- _WORK REQUIRED_
Copy each line below that contains "Could".

- _LISTED ENTRIES_
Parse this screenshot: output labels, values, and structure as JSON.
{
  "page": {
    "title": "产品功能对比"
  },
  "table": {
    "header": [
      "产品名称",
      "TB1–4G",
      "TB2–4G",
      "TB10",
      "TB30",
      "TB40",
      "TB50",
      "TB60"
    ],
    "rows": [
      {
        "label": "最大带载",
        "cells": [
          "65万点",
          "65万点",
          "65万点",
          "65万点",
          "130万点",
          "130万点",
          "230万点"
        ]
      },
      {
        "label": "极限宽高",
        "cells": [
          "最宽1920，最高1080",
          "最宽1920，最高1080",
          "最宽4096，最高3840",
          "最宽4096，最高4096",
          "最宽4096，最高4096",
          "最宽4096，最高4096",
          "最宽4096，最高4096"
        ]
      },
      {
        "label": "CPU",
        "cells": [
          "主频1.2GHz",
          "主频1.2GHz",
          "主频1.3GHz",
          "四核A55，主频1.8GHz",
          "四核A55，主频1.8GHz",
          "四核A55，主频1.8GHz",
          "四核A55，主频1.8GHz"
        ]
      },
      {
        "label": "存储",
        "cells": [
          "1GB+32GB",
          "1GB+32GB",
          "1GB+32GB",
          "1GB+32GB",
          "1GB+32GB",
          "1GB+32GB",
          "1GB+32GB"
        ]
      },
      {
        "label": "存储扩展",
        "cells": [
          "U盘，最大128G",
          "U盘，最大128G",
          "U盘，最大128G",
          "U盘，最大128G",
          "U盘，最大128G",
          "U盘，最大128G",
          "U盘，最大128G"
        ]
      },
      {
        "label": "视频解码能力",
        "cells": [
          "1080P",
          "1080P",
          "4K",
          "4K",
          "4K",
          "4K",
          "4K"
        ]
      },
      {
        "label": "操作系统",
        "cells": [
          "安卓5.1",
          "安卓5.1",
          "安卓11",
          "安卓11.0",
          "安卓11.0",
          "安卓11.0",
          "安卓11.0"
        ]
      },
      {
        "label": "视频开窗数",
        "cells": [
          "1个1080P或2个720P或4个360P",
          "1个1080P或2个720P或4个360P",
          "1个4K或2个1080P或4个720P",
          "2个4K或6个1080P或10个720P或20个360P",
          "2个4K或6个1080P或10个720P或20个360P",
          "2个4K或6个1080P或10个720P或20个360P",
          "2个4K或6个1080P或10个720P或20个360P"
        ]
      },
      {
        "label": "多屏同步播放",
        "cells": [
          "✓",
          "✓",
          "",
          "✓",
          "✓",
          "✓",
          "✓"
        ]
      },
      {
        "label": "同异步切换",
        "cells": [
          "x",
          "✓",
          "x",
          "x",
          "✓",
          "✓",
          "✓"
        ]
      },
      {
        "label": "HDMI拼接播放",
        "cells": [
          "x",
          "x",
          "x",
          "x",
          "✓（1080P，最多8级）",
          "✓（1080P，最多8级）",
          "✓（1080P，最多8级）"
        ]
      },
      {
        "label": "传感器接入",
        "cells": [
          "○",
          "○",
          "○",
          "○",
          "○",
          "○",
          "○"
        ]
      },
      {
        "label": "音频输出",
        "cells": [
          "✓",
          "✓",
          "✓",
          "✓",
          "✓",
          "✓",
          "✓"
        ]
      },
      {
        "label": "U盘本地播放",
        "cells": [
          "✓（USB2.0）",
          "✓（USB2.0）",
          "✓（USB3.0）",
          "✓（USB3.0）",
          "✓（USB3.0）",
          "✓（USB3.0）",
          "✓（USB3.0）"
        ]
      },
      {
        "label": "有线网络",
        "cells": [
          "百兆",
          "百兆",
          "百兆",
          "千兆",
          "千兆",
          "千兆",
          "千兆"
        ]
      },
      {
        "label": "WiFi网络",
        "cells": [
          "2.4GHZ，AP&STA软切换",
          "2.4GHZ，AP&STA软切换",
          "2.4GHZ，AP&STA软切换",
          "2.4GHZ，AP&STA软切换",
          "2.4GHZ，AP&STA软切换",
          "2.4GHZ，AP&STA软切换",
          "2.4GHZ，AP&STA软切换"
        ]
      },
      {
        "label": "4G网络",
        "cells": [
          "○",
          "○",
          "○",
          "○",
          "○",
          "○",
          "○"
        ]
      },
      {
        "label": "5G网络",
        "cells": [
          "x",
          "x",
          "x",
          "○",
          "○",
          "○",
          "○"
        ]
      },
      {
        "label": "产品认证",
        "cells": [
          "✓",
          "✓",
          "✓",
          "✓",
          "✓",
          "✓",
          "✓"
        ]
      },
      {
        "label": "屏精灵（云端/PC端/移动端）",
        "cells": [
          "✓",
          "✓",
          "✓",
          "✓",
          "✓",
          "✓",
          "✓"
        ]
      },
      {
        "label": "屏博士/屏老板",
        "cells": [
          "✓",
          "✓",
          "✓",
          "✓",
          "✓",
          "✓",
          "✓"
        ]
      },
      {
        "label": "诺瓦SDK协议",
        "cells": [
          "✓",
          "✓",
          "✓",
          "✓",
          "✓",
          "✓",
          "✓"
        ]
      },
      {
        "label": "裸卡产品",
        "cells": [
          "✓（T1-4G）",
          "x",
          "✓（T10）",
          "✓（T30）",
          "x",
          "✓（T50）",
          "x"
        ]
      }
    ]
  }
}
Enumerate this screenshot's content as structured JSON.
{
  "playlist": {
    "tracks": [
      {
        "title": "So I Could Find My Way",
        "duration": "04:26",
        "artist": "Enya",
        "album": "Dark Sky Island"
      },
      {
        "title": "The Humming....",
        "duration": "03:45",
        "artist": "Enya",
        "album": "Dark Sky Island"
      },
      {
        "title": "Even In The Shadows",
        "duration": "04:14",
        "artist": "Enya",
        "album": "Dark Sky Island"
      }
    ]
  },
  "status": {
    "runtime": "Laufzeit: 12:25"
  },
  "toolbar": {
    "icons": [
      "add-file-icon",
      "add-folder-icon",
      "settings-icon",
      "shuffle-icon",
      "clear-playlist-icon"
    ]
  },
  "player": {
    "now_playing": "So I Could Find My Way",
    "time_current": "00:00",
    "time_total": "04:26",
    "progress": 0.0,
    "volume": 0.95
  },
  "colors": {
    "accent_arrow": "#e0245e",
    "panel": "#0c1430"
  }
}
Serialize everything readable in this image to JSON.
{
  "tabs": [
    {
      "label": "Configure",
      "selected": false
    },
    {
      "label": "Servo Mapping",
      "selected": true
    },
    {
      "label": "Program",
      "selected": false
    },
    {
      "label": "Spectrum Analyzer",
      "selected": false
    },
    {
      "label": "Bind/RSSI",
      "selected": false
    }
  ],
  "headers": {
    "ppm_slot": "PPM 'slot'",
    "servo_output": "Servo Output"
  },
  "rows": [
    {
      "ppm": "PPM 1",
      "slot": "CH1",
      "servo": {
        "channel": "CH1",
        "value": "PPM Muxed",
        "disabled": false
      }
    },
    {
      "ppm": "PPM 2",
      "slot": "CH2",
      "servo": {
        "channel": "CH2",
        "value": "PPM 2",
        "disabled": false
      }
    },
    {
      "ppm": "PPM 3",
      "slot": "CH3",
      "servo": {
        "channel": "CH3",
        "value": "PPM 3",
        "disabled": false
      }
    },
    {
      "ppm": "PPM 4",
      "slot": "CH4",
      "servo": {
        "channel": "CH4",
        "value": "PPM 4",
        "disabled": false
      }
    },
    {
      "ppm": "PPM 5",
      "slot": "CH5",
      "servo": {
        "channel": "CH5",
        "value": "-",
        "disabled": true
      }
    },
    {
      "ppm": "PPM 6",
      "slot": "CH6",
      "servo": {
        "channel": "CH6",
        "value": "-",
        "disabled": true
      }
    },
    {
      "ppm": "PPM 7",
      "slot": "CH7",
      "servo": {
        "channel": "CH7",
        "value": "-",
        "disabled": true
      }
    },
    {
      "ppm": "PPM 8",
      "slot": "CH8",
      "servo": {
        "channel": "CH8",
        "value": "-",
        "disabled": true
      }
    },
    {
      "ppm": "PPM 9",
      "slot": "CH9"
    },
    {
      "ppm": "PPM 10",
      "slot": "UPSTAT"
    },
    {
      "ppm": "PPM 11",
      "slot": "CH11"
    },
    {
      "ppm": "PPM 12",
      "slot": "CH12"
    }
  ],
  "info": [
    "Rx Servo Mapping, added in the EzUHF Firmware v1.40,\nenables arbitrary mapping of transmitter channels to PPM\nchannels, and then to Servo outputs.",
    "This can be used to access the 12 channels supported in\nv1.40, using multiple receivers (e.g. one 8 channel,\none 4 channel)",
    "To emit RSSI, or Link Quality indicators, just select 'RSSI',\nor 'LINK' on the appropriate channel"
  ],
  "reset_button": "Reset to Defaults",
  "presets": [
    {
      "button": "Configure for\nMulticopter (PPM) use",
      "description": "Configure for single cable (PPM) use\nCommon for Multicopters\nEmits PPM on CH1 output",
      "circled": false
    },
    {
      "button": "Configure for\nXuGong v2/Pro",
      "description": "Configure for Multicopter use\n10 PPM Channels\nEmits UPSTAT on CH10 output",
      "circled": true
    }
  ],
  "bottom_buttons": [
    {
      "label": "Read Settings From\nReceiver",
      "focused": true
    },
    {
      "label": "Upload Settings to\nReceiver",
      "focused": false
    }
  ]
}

- _REPLY TO THE EXERCISE_
        "title": "So I Could Find My Way",
    "now_playing": "So I Could Find My Way",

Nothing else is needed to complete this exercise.